- **Exercise details**:
Among the entries below, count the lines where the string "value" occurs, and give only the number.

Stored data entries:

++++++++

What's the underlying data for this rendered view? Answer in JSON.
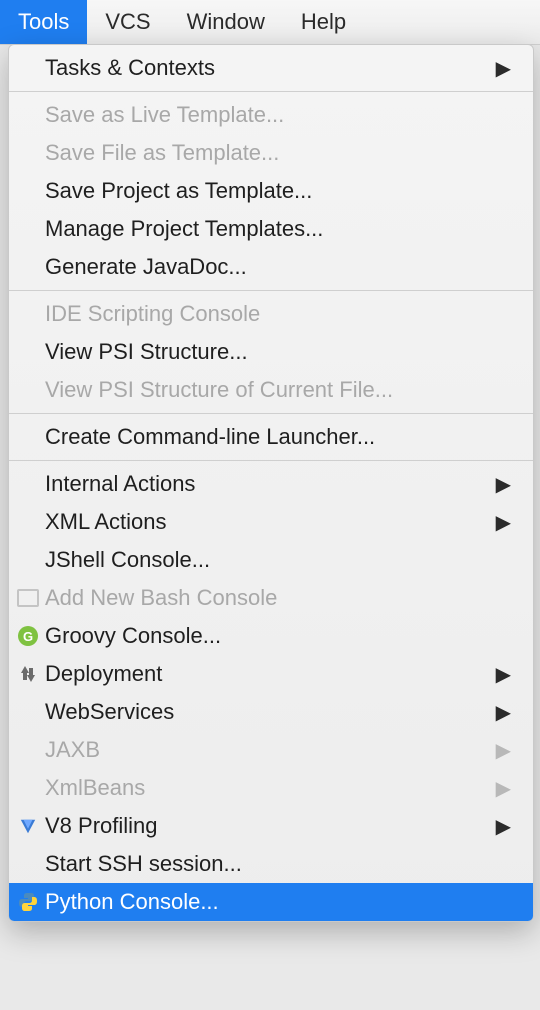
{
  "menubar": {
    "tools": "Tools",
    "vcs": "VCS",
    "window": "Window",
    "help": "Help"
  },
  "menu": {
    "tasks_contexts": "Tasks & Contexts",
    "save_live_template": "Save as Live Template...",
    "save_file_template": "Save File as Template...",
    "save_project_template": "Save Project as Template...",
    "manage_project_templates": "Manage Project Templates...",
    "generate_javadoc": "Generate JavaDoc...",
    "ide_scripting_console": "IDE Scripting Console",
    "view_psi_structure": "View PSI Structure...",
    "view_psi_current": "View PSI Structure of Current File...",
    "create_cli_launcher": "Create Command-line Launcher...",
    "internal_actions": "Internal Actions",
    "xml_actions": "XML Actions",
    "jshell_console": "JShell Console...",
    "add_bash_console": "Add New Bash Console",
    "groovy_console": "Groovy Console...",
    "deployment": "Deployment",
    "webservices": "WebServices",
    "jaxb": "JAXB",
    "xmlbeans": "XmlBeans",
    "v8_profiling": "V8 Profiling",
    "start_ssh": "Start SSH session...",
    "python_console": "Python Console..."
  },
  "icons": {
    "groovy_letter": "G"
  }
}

++++++++

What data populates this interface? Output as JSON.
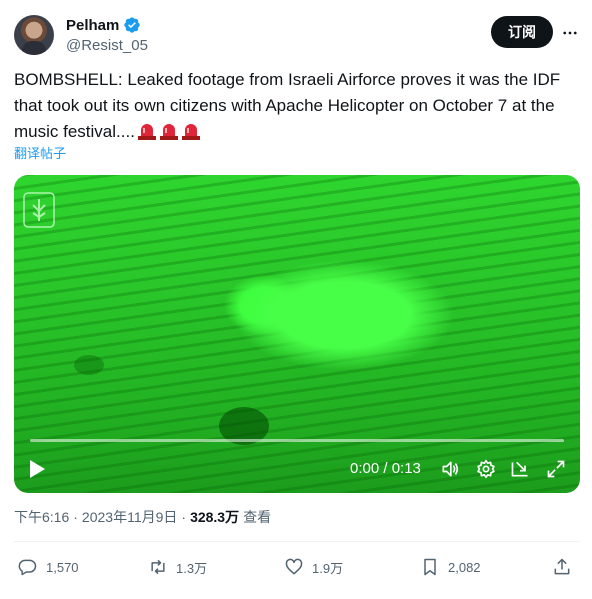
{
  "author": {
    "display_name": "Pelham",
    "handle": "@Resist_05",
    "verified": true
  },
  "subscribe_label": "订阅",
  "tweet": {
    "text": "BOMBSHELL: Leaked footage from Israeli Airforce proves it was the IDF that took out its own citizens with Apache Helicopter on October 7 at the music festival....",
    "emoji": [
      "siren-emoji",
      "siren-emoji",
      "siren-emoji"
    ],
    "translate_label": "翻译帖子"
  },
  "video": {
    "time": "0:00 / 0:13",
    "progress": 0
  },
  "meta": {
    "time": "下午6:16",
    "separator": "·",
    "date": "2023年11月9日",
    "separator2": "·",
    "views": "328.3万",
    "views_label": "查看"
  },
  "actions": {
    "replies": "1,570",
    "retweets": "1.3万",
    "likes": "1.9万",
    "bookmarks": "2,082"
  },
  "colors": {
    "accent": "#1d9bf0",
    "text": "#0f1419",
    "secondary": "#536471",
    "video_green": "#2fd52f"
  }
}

++++++++

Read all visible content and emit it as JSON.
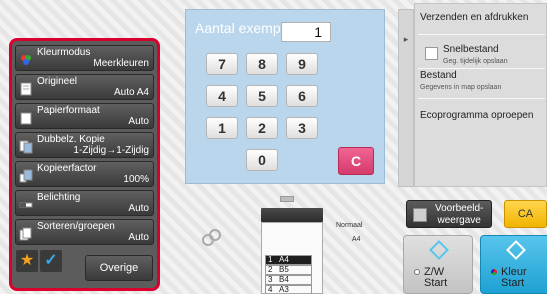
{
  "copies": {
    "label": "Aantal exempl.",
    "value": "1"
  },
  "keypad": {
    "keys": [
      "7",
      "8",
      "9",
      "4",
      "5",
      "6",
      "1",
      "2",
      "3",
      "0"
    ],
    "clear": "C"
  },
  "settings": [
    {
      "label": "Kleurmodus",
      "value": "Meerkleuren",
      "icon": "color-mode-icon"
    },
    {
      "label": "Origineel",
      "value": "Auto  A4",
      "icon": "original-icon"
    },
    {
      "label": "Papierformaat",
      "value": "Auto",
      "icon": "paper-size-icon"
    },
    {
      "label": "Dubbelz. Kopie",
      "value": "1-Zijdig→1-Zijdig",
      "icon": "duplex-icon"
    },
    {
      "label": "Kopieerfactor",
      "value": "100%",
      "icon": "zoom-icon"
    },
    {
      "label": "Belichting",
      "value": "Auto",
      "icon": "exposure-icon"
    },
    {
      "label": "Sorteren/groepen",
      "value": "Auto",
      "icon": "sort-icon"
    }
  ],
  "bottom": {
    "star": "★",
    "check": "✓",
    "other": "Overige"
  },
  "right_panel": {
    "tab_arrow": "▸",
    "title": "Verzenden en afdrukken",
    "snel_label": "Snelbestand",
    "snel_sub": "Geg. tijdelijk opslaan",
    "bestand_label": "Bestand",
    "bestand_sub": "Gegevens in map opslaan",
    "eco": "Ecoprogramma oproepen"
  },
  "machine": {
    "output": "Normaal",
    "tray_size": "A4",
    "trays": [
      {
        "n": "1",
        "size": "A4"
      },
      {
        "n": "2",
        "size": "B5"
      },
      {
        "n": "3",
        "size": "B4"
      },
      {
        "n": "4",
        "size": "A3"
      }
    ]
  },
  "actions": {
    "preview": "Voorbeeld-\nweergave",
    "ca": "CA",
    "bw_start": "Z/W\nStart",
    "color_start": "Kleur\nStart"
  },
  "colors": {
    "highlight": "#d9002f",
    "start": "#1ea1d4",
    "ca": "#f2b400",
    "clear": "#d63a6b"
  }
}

++++++++

- **Worked answer**:
8